(Stored data entries)
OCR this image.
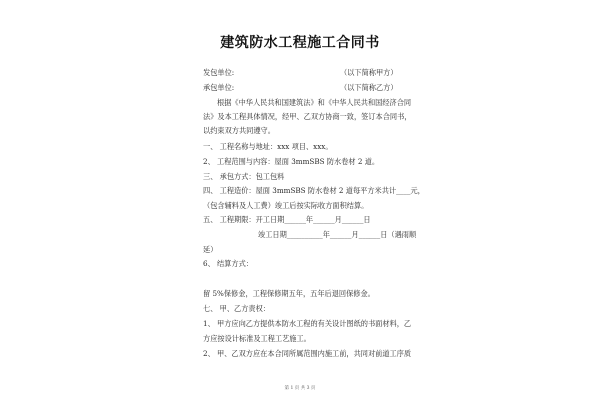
建筑防水工程施工合同书
发包单位:	（以下简称甲方）
承包单位:	（以下简称乙方）
根据《中华人民共和国建筑法》和《中华人民共和国经济合同
法》及本工程具体情况，经甲、乙双方协商一致，签订本合同书，
以约束双方共同遵守。
一、 工程名称与地址：xxx 项目、xxx。
2、 工程范围与内容：屋面 3mmSBS 防水卷材 2 道。
三、 承包方式：包工包料
四、 工程造价：屋面 3mmSBS 防水卷材 2 道每平方米共计____元，
（包含辅料及人工费）竣工后按实际收方面积结算。
五、 工程期限：开工日期______年______月______日
竣工日期__________年______月______日（遇雨顺
延）
6、 结算方式：
留 5%保修金，工程保修期五年，五年后退回保修金。
七、 甲、乙方责权：
1、 甲方应向乙方提供本防水工程的有关设计图纸的书面材料，乙
方应按设计标准及工程工艺施工。
2、 甲、乙双方应在本合同所属范围内施工前，共同对前道工序质
第 1 页 共 3 页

TO BE DONE> Drop the images and repeat the data exactly.

RESULT OF THE TASK>
OCR this image.
建筑防水工程施工合同书
发包单位:	（以下简称甲方）
承包单位:	（以下简称乙方）
根据《中华人民共和国建筑法》和《中华人民共和国经济合同
法》及本工程具体情况，经甲、乙双方协商一致，签订本合同书，
以约束双方共同遵守。
一、 工程名称与地址：xxx 项目、xxx。
2、 工程范围与内容：屋面 3mmSBS 防水卷材 2 道。
三、 承包方式：包工包料
四、 工程造价：屋面 3mmSBS 防水卷材 2 道每平方米共计____元，
（包含辅料及人工费）竣工后按实际收方面积结算。
五、 工程期限：开工日期______年______月______日
竣工日期__________年______月______日（遇雨顺
延）
6、 结算方式：
留 5%保修金，工程保修期五年，五年后退回保修金。
七、 甲、乙方责权：
1、 甲方应向乙方提供本防水工程的有关设计图纸的书面材料，乙
方应按设计标准及工程工艺施工。
2、 甲、乙双方应在本合同所属范围内施工前，共同对前道工序质
第 1 页 共 3 页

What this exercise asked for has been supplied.